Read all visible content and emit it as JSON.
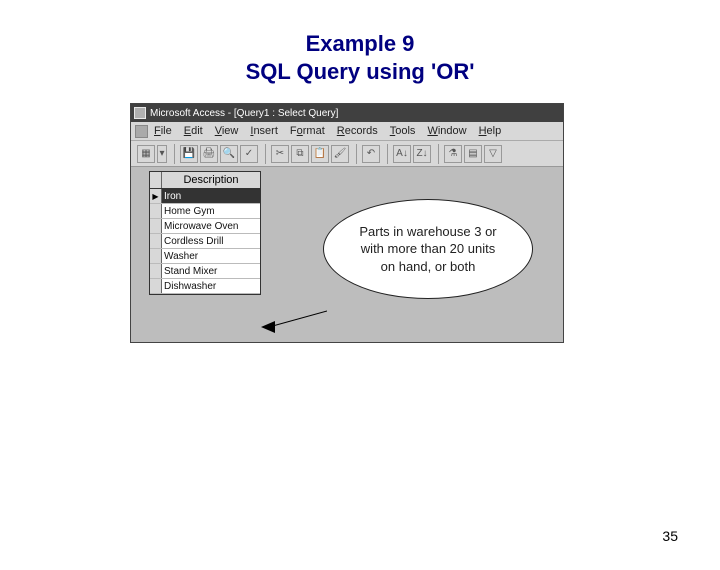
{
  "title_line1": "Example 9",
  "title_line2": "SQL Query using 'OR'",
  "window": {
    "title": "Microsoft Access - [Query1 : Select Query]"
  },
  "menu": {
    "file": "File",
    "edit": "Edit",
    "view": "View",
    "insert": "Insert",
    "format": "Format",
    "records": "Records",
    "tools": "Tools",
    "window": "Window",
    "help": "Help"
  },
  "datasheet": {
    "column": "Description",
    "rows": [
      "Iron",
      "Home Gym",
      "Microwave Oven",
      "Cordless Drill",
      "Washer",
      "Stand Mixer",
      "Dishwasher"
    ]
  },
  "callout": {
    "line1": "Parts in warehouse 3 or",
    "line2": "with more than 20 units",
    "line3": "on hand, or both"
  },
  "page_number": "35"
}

---

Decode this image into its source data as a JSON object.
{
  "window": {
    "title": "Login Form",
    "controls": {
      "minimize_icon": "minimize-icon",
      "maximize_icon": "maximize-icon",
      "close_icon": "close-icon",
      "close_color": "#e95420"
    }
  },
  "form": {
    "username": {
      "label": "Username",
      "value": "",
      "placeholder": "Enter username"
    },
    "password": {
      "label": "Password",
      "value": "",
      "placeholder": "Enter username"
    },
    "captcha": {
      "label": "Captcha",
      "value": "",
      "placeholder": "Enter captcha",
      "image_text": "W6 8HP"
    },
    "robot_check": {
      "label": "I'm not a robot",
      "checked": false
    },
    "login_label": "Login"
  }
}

...

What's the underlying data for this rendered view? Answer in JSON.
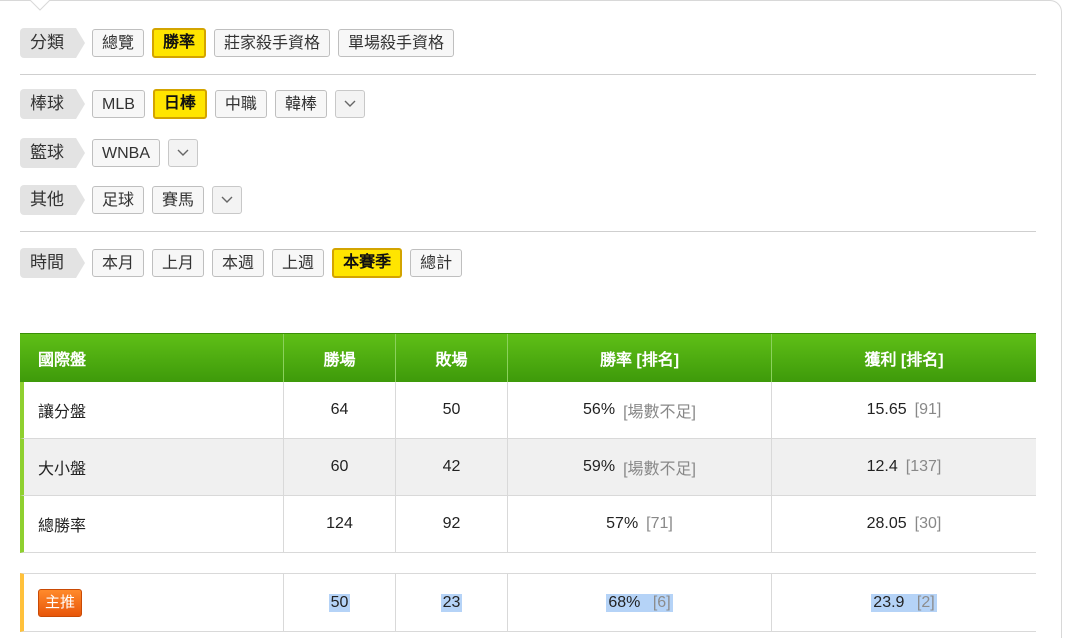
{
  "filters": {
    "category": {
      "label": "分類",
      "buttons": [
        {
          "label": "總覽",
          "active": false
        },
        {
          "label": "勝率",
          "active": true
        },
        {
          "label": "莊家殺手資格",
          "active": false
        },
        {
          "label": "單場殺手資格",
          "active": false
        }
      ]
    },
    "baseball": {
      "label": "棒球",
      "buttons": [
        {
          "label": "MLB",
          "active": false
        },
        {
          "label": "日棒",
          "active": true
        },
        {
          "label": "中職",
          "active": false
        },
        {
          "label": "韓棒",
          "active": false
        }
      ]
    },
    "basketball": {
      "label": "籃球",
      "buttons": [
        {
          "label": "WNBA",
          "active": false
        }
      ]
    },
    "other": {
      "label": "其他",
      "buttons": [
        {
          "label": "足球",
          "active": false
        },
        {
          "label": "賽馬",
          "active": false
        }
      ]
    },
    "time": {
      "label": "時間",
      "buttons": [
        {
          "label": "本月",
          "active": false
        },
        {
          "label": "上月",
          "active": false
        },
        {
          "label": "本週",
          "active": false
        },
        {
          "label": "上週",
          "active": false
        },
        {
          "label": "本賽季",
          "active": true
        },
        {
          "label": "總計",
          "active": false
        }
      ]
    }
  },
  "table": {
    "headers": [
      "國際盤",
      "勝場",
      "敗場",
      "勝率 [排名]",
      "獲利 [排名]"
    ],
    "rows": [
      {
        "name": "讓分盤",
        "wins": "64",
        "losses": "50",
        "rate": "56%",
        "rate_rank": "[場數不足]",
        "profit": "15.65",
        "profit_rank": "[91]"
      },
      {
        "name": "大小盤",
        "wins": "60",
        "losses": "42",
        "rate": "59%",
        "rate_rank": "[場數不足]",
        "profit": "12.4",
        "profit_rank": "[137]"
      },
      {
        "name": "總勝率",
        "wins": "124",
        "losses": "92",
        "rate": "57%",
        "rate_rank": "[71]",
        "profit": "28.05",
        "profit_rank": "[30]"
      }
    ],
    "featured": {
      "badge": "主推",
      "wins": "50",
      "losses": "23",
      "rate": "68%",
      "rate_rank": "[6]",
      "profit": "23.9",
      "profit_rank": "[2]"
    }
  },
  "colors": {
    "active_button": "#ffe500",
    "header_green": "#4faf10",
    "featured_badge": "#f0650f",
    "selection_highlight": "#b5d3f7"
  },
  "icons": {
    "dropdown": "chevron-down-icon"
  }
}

■ DO THIS
Give every line of the material that includes the string "JSON".

■ WRITTEN RESPONSE
Read all visible content and emit it as JSON.
Decode this image into its source data as a JSON object.
What's the underlying data for this rendered view? Answer in JSON.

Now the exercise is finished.